GIVEN TASK → Lines containing the string "count" are to be collected in full.

Dataset items:
********

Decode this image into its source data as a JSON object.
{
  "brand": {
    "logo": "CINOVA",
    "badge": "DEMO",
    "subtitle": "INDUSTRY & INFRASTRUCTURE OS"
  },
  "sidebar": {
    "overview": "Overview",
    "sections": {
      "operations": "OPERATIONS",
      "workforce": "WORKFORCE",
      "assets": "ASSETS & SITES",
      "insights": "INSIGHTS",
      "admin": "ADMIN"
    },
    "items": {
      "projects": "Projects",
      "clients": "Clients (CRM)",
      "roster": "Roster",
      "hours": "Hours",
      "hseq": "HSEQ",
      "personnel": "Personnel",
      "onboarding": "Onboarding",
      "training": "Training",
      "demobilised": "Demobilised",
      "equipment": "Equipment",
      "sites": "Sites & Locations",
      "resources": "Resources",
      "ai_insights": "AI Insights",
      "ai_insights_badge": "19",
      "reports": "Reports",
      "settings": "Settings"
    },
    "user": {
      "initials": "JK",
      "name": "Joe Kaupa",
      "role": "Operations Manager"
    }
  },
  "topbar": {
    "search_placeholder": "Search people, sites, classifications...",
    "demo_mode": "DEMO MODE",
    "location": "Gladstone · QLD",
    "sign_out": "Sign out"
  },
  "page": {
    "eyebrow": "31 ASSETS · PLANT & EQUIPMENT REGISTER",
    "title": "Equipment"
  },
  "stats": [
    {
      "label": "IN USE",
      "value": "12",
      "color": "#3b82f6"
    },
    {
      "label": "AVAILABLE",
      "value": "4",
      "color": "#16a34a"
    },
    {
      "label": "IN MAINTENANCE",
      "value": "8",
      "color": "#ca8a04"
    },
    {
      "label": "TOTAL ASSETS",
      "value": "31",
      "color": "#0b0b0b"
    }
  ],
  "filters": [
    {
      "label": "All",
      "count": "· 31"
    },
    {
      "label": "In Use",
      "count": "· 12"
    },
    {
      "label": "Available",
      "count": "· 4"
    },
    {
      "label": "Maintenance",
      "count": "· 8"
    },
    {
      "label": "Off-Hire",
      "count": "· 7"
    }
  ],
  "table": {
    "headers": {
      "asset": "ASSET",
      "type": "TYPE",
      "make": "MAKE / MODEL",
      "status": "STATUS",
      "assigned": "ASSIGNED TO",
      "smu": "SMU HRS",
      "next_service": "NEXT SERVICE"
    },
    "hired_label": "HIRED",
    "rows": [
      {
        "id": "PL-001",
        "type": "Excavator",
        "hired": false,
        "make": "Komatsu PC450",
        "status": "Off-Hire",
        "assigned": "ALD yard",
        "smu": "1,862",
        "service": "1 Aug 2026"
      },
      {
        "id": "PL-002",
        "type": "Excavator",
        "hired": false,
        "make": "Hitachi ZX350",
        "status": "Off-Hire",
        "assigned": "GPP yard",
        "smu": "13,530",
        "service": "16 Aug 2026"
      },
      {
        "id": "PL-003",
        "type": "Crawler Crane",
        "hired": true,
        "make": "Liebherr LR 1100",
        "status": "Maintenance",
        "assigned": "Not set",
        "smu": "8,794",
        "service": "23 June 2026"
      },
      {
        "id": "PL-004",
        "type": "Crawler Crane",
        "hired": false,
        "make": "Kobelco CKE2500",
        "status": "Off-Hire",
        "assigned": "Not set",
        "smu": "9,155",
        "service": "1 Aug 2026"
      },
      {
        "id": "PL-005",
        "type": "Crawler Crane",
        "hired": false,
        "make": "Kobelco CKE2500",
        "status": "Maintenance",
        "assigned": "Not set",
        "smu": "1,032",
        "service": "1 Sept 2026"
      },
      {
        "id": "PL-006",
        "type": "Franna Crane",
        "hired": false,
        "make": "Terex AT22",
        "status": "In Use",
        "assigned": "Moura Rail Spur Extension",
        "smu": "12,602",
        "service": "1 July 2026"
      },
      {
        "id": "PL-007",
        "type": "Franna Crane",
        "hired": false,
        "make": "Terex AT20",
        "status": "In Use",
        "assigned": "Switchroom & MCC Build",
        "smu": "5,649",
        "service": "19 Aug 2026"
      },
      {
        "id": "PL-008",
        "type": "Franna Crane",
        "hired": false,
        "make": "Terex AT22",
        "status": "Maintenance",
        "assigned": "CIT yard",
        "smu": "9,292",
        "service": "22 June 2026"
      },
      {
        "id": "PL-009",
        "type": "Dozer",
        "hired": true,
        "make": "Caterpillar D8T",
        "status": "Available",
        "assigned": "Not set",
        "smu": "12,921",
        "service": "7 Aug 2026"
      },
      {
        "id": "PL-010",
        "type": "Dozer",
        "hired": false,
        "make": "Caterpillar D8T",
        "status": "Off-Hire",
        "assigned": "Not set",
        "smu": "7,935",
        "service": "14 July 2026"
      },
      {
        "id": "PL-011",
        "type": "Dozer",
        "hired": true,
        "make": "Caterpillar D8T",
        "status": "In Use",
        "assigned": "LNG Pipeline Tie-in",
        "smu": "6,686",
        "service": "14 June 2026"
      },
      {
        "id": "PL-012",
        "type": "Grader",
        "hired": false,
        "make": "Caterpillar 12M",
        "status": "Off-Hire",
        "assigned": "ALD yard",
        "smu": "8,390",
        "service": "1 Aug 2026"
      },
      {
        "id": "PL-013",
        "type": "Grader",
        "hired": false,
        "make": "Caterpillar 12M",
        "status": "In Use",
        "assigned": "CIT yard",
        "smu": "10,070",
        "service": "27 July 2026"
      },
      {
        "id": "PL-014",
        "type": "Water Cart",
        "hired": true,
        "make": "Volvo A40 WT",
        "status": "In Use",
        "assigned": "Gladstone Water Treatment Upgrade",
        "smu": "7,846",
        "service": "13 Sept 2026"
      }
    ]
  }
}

********

EXPECTED ANSWER →
      "count": "· 31"
      "count": "· 12"
      "count": "· 4"
      "count": "· 8"
      "count": "· 7"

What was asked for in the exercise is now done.